Loja reformada da Hering: a empresa está bancando parte dos custos dos franqueados (Germano Luders/Exame)
Da Redação
Publicado em 11 de maio de 2016 às 05h56.
São Paulo — Nenhuma rede de varejo de roupas aproveitou tão rapidamente e com tanta intensidade o boom do consumo da classe média brasileira quanto a catarinense Hering.
De 2007 a 2012, as vendas quadruplicaram, a Hering exibia a melhor margem de lucro no setor e via os concorrentes tentando replicar seu modelo, único na integração da indústria com o varejo — em 2010, em plena fase de ouro, a Hering foi eleita a Empresa do Ano de MELHORES E MAIORES, de EXAME.
A companhia reformou lojas, deu uma chacoalhada nas vitrines, colocando vestidos estampados de viscose para dividir espaço com as tradicionais camisetas brancas de malha. Suas ações subiram 480% no período. Tudo parecia bem, até que a Hering começou a notar um efeito estranho no balanço.

Enunciado 1:
Segundo o texto sobre a Hering, em que ano a empresa foi eleita a Empresa do Ano de MELHORES E MAIORES, de EXAME?

Registros armazenados:
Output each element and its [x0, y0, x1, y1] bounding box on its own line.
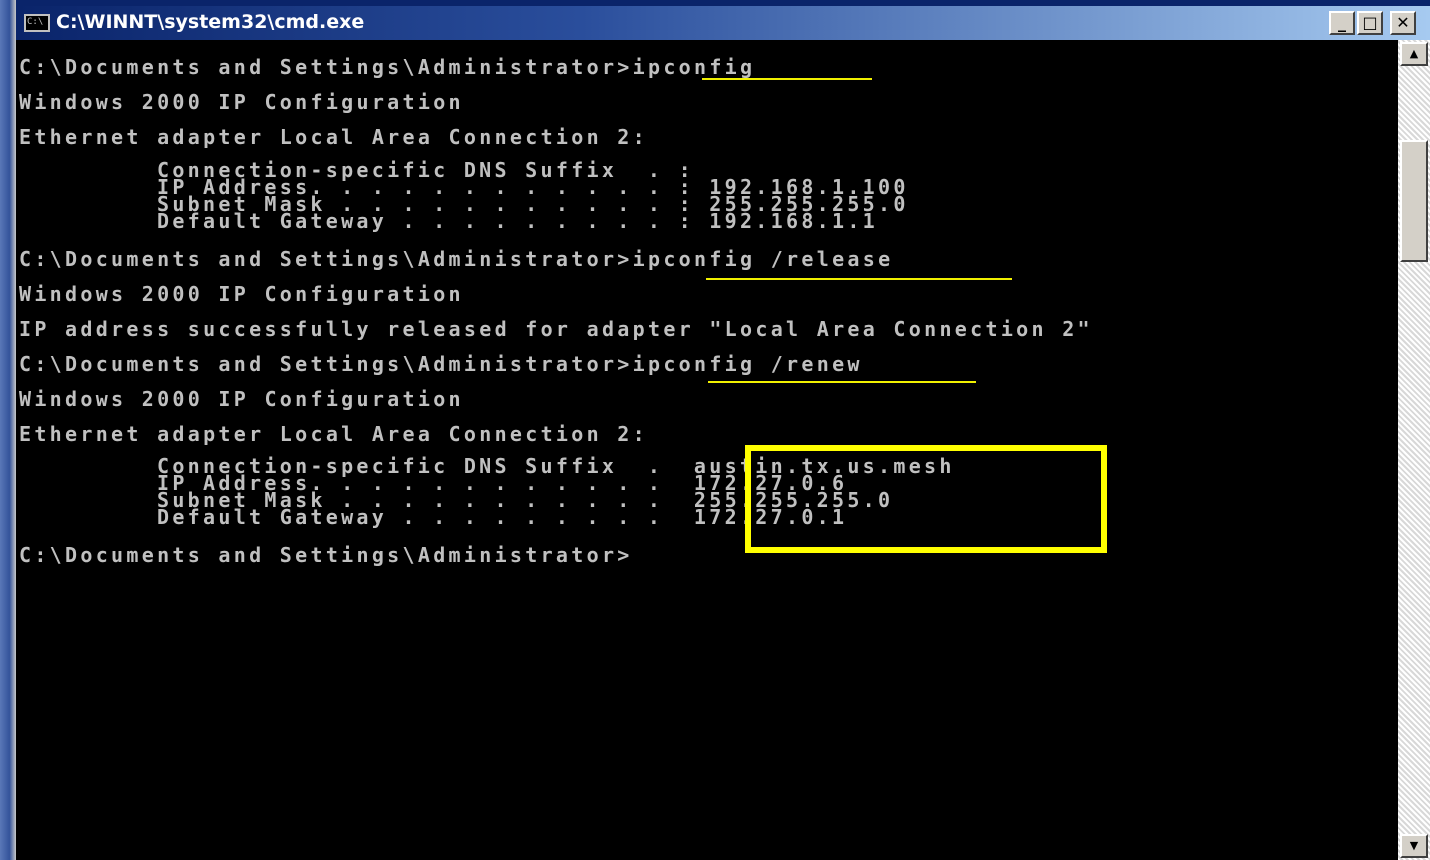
console-output[interactable]: C:\Documents and Settings\Administrator>…: [16, 40, 1398, 860]
renew-default-gateway: Default Gateway . . . . . . . . . 172.27…: [157, 505, 848, 529]
adapter-header: Ethernet adapter Local Area Connection 2…: [19, 422, 648, 446]
title-bar[interactable]: C:\ C:\WINNT\system32\cmd.exe _ □ ✕: [16, 6, 1430, 40]
cmd-window: C:\ C:\WINNT\system32\cmd.exe _ □ ✕ C:\D…: [0, 0, 1430, 860]
maximize-button[interactable]: □: [1357, 11, 1383, 35]
command-underline: [706, 278, 1012, 280]
highlight-box: [745, 445, 1107, 553]
window-left-border: [0, 0, 16, 860]
command-prompt-current[interactable]: C:\Documents and Settings\Administrator>: [19, 545, 633, 565]
scroll-down-arrow-icon[interactable]: ▼: [1400, 834, 1428, 858]
close-button[interactable]: ✕: [1390, 11, 1416, 35]
output-header: Windows 2000 IP Configuration: [19, 387, 464, 411]
command-prompt-release: C:\Documents and Settings\Administrator>…: [19, 247, 894, 271]
output-header: Windows 2000 IP Configuration: [19, 90, 464, 114]
window-title: C:\WINNT\system32\cmd.exe: [56, 11, 365, 33]
adapter-header: Ethernet adapter Local Area Connection 2…: [19, 125, 648, 149]
scroll-thumb[interactable]: [1400, 140, 1428, 262]
command-underline: [708, 381, 976, 383]
command-prompt-renew: C:\Documents and Settings\Administrator>…: [19, 352, 863, 376]
scroll-up-arrow-icon[interactable]: ▲: [1400, 42, 1428, 66]
output-header: Windows 2000 IP Configuration: [19, 282, 464, 306]
config-default-gateway: Default Gateway . . . . . . . . . : 192.…: [157, 209, 879, 233]
vertical-scrollbar[interactable]: ▲ ▼: [1398, 40, 1430, 860]
release-message: IP address successfully released for ada…: [19, 317, 1093, 341]
console-app-icon[interactable]: C:\: [24, 14, 50, 32]
command-prompt-ipconfig: C:\Documents and Settings\Administrator>…: [19, 55, 756, 79]
minimize-button[interactable]: _: [1329, 11, 1355, 35]
command-underline: [702, 78, 872, 80]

Enunciado 2:
Atualize os registros da linha com "console-output[interactable]: C:\Documents and" até a linha com "title-bar[interactable]: C:\ C:\WINNT\system32\cmd.exe", inclusive, trocando "Default Gateway" por "Gateway Padrão" e deixando todo o resto igual. Reproduza somente essas linhas.

Resolução do exercício 1:
Em 2010.

Resolução do exercício 2:
console-output[interactable]: C:\Documents and Settings\Administrator>…: [16, 40, 1398, 860]
renew-default-gateway: Gateway Padrão . . . . . . . . . 172.27…: [157, 505, 848, 529]
adapter-header: Ethernet adapter Local Area Connection 2…: [19, 422, 648, 446]
title-bar[interactable]: C:\ C:\WINNT\system32\cmd.exe _ □ ✕: [16, 6, 1430, 40]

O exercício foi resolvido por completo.